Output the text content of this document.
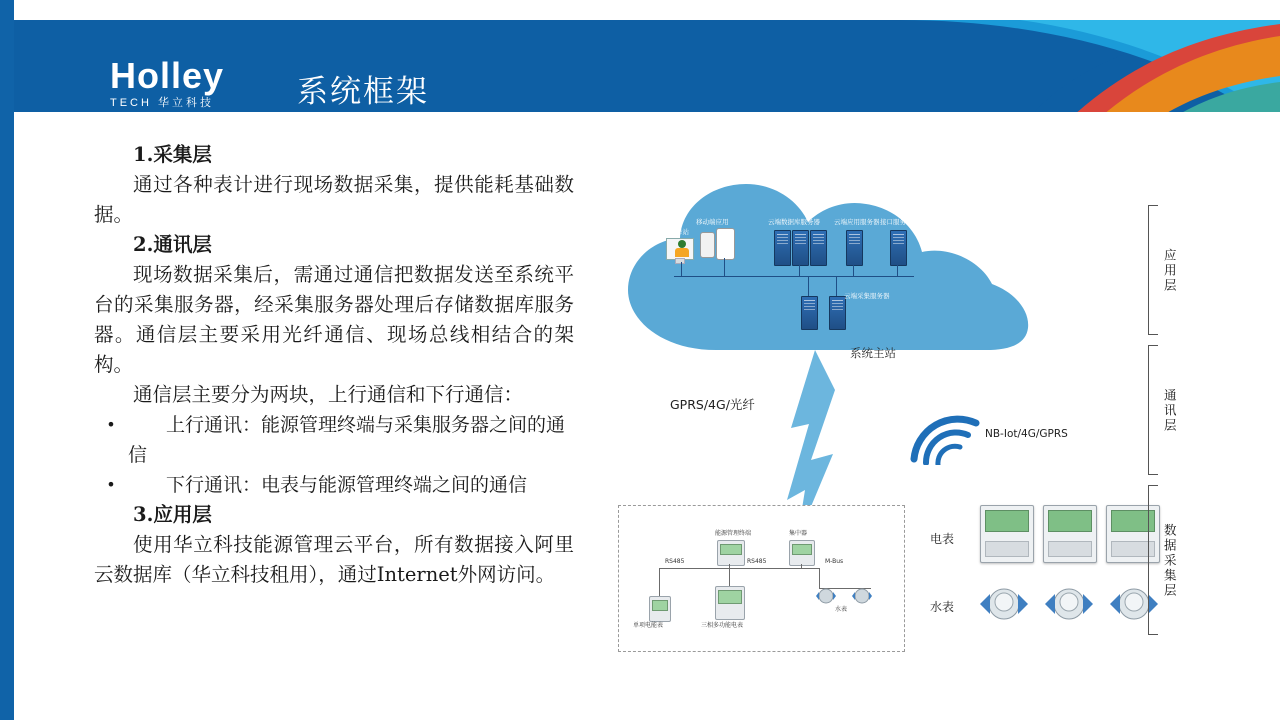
Holley
TECH 华立科技	系统框架

1.采集层

通过各种表计进行现场数据采集，提供能耗基础数据。

2.通讯层

现场数据采集后，需通过通信把数据发送至系统平台的采集服务器，经采集服务器处理后存储数据库服务器。通信层主要采用光纤通信、现场总线相结合的架构。

通信层主要分为两块，上行通信和下行通信：

•	上行通讯：能源管理终端与采集服务器之间的通信
•	下行通讯：电表与能源管理终端之间的通信

3.应用层

使用华立科技能源管理云平台，所有数据接入阿里云数据库（华立科技租用），通过Internet外网访问。

管理员工作站
移动端应用	云端数据库服务器 云端应用服务器 接口服务
云端采集服务器
系统主站
GPRS/4G/光纤
NB-Iot/4G/GPRS
能源管理终端	集中器
RS485	RS485	M-Bus
单项电能表	三相多功能电表
水表
电表
水表
应
用
层
通
讯
层
数
据
采
集
层
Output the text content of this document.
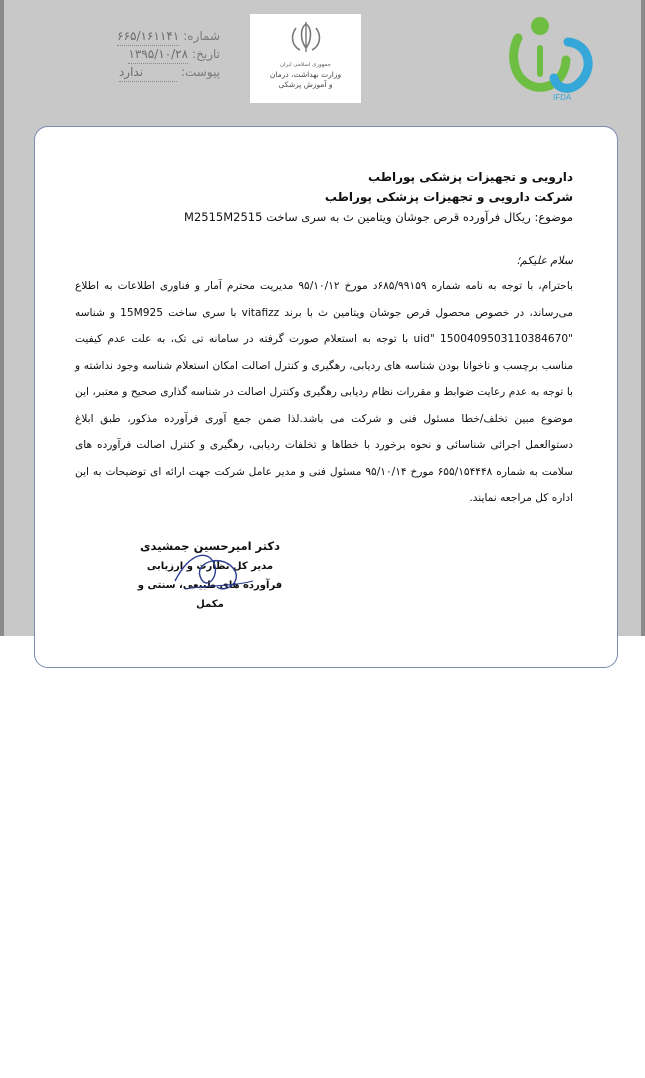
IFDA
جمهوری اسلامی ایران
وزارت بهداشت، درمان
و آموزش پزشکی
شماره:
۶۶۵/۱۶۱۱۴۱
تاریخ:
۱۳۹۵/۱۰/۲۸
پیوست:
ندارد
دارویی و تجهیزات پزشکی پوراطب
شرکت دارویی و تجهیزات پزشکی پوراطب
موضوع: ریکال فرآورده قرص جوشان ویتامین ث به سری ساخت M2515M2515
سلام علیکم؛
باحترام، با توجه به نامه شماره ۶۸۵/۹۹۱۵۹د مورخ ۹۵/۱۰/۱۲ مدیریت محترم آمار و فناوری اطلاعات به اطلاع می‌رساند، در خصوص محصول قرص جوشان ویتامین ث با برند vitafizz با سری ساخت 15M925 و شناسه "uid" 1500409503110384670 با توجه به استعلام صورت گرفته در سامانه تی تک، به علت عدم کیفیت مناسب برچسب و ناخوانا بودن شناسه های ردیابی، رهگیری و کنترل اصالت امکان استعلام شناسه وجود نداشته و با توجه به عدم رعایت ضوابط و مقررات نظام ردیابی رهگیری وکنترل اصالت در شناسه گذاری صحیح و معتبر، این موضوع مبین تخلف/خطا مسئول فنی و شرکت می باشد.لذا ضمن جمع آوری فرآورده مذکور، طبق ابلاغ دستوالعمل اجرائی شناسائی و نحوه برخورد با خطاها و تخلفات ردیابی، رهگیری و کنترل اصالت فرآورده های سلامت به شماره ۶۵۵/۱۵۴۴۴۸ مورخ ۹۵/۱۰/۱۴ مسئول فنی و مدیر عامل شرکت جهت ارائه ای توضیحات به این اداره کل مراجعه نمایند.
دکتر امیرحسین جمشیدی
مدیر کل نظارت و ارزیابی
فرآورده های طبیعی، سنتی و مکمل
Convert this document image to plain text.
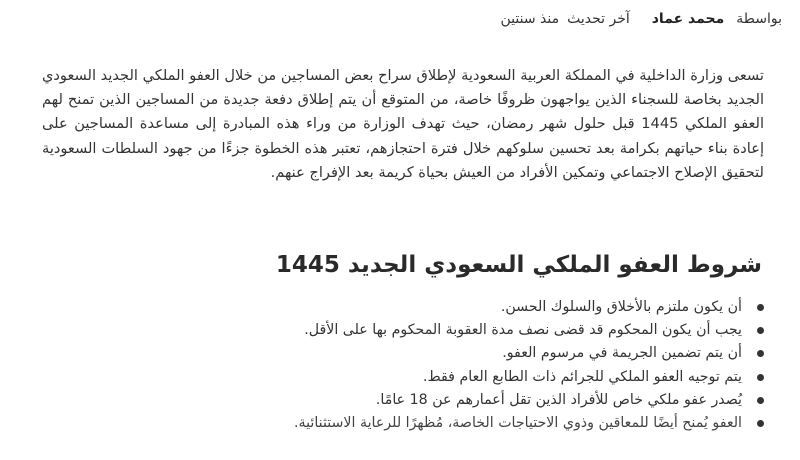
بواسطة
محمد عماد
آخر تحديث
منذ سنتين

تسعى وزارة الداخلية في المملكة العربية السعودية لإطلاق سراح بعض المساجين من خلال العفو الملكي الجديد السعودي الجديد بخاصة للسجناء الذين يواجهون ظروفًا خاصة، من المتوقع أن يتم إطلاق دفعة جديدة من المساجين الذين تمنح لهم العفو الملكي 1445 قبل حلول شهر رمضان، حيث تهدف الوزارة من وراء هذه المبادرة إلى مساعدة المساجين على إعادة بناء حياتهم بكرامة بعد تحسين سلوكهم خلال فترة احتجازهم، تعتبر هذه الخطوة جزءًا من جهود السلطات السعودية لتحقيق الإصلاح الاجتماعي وتمكين الأفراد من العيش بحياة كريمة بعد الإفراج عنهم.

شروط العفو الملكي السعودي الجديد 1445
أن يكون ملتزم بالأخلاق والسلوك الحسن.
يجب أن يكون المحكوم قد قضى نصف مدة العقوبة المحكوم بها على الأقل.
أن يتم تضمين الجريمة في مرسوم العفو.
يتم توجيه العفو الملكي للجرائم ذات الطابع العام فقط.
يُصدر عفو ملكي خاص للأفراد الذين تقل أعمارهم عن 18 عامًا.
العفو يُمنح أيضًا للمعاقين وذوي الاحتياجات الخاصة، مُظهرًا للرعاية الاستثنائية.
══════════
• _Written task_
Make an exact copy of the records above, with the pictures left out.

• _Output_
Output the text content of this document.
Holley
TECH 华立科技	系统框架

1.采集层

通过各种表计进行现场数据采集，提供能耗基础数据。

2.通讯层

现场数据采集后，需通过通信把数据发送至系统平台的采集服务器，经采集服务器处理后存储数据库服务器。通信层主要采用光纤通信、现场总线相结合的架构。

通信层主要分为两块，上行通信和下行通信：

•	上行通讯：能源管理终端与采集服务器之间的通信
•	下行通讯：电表与能源管理终端之间的通信

3.应用层

使用华立科技能源管理云平台，所有数据接入阿里云数据库（华立科技租用），通过Internet外网访问。

管理员工作站
移动端应用	云端数据库服务器 云端应用服务器 接口服务
云端采集服务器
系统主站
GPRS/4G/光纤
NB-Iot/4G/GPRS
能源管理终端	集中器
RS485	RS485	M-Bus
单项电能表	三相多功能电表
水表
电表
水表
应
用
层
通
讯
层
数
据
采
集
层
Output the text content of this document.
IFDA
جمهوری اسلامی ایران
وزارت بهداشت، درمان
و آموزش پزشکی
شماره:
۶۶۵/۱۶۱۱۴۱
تاریخ:
۱۳۹۵/۱۰/۲۸
پیوست:
ندارد
دارویی و تجهیزات پزشکی پوراطب
شرکت دارویی و تجهیزات پزشکی پوراطب
موضوع: ریکال فرآورده قرص جوشان ویتامین ث به سری ساخت M2515M2515
سلام علیکم؛
باحترام، با توجه به نامه شماره ۶۸۵/۹۹۱۵۹د مورخ ۹۵/۱۰/۱۲ مدیریت محترم آمار و فناوری اطلاعات به اطلاع می‌رساند، در خصوص محصول قرص جوشان ویتامین ث با برند vitafizz با سری ساخت 15M925 و شناسه "uid" 1500409503110384670 با توجه به استعلام صورت گرفته در سامانه تی تک، به علت عدم کیفیت مناسب برچسب و ناخوانا بودن شناسه های ردیابی، رهگیری و کنترل اصالت امکان استعلام شناسه وجود نداشته و با توجه به عدم رعایت ضوابط و مقررات نظام ردیابی رهگیری وکنترل اصالت در شناسه گذاری صحیح و معتبر، این موضوع مبین تخلف/خطا مسئول فنی و شرکت می باشد.لذا ضمن جمع آوری فرآورده مذکور، طبق ابلاغ دستوالعمل اجرائی شناسائی و نحوه برخورد با خطاها و تخلفات ردیابی، رهگیری و کنترل اصالت فرآورده های سلامت به شماره ۶۵۵/۱۵۴۴۴۸ مورخ ۹۵/۱۰/۱۴ مسئول فنی و مدیر عامل شرکت جهت ارائه ای توضیحات به این اداره کل مراجعه نمایند.
دکتر امیرحسین جمشیدی
مدیر کل نظارت و ارزیابی
فرآورده های طبیعی، سنتی و مکمل
Convert this document image to plain text.
بواسطة
محمد عماد
آخر تحديث
منذ سنتين

تسعى وزارة الداخلية في المملكة العربية السعودية لإطلاق سراح بعض المساجين من خلال العفو الملكي الجديد السعودي الجديد بخاصة للسجناء الذين يواجهون ظروفًا خاصة، من المتوقع أن يتم إطلاق دفعة جديدة من المساجين الذين تمنح لهم العفو الملكي 1445 قبل حلول شهر رمضان، حيث تهدف الوزارة من وراء هذه المبادرة إلى مساعدة المساجين على إعادة بناء حياتهم بكرامة بعد تحسين سلوكهم خلال فترة احتجازهم، تعتبر هذه الخطوة جزءًا من جهود السلطات السعودية لتحقيق الإصلاح الاجتماعي وتمكين الأفراد من العيش بحياة كريمة بعد الإفراج عنهم.

شروط العفو الملكي السعودي الجديد 1445
أن يكون ملتزم بالأخلاق والسلوك الحسن.
يجب أن يكون المحكوم قد قضى نصف مدة العقوبة المحكوم بها على الأقل.
أن يتم تضمين الجريمة في مرسوم العفو.
يتم توجيه العفو الملكي للجرائم ذات الطابع العام فقط.
يُصدر عفو ملكي خاص للأفراد الذين تقل أعمارهم عن 18 عامًا.
العفو يُمنح أيضًا للمعاقين وذوي الاحتياجات الخاصة، مُظهرًا للرعاية الاستثنائية.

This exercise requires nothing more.